From the material below, list every line containing "page".

Stored items
* * * * * * * * *

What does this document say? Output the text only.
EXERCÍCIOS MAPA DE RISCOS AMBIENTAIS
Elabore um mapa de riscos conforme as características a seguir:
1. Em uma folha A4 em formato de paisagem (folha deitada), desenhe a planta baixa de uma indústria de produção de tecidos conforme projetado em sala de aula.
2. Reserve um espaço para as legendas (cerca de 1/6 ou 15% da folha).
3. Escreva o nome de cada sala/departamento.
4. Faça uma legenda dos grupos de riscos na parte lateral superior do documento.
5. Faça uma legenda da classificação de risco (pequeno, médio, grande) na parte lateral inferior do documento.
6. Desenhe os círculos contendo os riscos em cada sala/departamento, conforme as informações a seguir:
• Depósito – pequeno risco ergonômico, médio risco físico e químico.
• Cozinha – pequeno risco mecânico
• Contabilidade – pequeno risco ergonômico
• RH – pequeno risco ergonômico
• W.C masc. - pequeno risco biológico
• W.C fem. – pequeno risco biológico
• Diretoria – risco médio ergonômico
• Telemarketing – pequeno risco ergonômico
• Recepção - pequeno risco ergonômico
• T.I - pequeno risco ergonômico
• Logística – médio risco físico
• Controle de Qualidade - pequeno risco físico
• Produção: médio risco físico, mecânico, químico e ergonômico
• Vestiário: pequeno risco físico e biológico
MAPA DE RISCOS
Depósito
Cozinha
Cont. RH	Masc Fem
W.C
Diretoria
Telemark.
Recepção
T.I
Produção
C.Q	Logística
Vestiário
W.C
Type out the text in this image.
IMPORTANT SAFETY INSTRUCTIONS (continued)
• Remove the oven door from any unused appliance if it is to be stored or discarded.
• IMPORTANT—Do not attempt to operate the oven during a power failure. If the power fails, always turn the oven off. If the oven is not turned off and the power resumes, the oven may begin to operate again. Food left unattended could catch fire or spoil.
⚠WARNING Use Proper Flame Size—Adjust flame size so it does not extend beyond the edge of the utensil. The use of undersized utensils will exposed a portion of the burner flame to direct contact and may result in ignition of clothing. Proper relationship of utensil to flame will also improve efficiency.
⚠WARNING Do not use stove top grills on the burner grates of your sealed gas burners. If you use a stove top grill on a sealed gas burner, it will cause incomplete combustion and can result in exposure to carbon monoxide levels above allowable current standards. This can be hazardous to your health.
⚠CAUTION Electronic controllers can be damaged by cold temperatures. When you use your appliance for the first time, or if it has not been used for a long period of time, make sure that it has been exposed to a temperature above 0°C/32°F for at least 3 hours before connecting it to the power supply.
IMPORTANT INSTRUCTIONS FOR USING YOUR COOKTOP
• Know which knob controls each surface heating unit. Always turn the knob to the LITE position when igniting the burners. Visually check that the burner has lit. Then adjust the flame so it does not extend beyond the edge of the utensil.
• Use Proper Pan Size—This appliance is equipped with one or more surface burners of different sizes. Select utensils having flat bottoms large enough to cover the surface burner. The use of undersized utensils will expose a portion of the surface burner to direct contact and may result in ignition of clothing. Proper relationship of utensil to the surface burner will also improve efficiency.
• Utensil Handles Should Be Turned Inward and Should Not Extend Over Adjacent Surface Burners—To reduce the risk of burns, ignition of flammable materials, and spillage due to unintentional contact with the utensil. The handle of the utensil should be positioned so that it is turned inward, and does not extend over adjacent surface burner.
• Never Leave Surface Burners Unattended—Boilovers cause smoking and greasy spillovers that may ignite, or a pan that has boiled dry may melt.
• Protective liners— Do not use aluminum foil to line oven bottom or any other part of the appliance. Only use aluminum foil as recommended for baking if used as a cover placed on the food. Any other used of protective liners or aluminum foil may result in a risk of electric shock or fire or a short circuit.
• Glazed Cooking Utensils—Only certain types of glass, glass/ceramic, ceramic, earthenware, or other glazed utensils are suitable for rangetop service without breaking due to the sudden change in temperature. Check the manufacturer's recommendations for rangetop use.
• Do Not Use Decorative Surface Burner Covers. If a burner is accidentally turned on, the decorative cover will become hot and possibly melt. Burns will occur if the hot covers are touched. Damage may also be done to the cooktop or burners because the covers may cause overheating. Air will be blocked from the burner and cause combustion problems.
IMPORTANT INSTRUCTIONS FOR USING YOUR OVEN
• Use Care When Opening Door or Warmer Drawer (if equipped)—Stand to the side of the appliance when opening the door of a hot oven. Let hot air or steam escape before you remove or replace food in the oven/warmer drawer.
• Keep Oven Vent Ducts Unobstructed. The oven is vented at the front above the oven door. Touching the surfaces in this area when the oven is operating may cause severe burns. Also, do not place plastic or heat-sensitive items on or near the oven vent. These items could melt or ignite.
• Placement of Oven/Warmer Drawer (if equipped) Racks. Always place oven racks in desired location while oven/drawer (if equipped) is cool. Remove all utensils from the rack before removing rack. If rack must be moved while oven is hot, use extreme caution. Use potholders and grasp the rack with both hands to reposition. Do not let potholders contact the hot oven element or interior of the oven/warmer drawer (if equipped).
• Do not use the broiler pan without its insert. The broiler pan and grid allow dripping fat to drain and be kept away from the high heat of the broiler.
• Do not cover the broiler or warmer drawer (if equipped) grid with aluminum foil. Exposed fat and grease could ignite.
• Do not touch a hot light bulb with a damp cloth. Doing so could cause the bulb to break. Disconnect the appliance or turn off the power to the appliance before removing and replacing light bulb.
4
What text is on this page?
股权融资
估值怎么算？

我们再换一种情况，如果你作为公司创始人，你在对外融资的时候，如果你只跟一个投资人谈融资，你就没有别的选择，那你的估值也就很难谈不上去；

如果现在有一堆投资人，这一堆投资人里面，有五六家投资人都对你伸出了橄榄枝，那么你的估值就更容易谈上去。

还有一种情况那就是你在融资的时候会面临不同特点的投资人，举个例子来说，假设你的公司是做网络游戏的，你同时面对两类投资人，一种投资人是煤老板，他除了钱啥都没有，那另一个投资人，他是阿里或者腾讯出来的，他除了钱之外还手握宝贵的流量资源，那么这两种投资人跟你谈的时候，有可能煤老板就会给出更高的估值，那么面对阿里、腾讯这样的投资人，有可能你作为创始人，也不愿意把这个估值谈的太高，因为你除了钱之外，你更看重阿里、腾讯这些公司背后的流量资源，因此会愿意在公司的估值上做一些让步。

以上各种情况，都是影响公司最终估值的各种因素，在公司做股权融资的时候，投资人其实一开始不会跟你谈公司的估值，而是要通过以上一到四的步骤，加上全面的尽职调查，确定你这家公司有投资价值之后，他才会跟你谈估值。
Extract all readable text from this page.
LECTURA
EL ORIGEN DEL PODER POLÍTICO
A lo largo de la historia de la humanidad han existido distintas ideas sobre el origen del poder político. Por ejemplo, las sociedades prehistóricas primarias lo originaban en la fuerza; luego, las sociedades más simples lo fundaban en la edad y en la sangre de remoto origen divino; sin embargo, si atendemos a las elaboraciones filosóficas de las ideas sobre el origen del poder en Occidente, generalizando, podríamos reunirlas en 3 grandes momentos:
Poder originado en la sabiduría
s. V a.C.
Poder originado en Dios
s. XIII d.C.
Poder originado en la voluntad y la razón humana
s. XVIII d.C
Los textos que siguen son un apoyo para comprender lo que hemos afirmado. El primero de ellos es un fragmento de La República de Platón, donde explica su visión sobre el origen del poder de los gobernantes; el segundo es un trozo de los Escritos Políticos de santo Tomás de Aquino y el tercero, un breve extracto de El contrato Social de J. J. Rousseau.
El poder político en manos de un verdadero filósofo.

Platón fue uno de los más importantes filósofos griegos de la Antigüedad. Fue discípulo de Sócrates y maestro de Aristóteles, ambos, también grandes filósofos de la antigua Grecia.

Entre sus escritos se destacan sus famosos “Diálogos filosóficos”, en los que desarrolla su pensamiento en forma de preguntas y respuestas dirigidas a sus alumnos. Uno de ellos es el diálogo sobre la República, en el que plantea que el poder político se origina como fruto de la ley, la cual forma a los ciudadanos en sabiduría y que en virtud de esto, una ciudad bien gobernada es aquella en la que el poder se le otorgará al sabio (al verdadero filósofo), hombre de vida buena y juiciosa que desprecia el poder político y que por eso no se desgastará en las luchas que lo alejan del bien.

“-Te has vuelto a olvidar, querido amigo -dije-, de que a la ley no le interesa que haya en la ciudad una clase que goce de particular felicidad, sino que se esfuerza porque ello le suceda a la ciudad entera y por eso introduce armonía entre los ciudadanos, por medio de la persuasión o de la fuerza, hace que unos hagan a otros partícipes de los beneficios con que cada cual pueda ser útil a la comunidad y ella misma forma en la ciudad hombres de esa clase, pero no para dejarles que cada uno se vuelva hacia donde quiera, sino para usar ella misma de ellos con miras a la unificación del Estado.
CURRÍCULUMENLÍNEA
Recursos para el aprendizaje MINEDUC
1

* * * * * * * * *

» Task answer
What text is on this page?
Extract all readable text from this page.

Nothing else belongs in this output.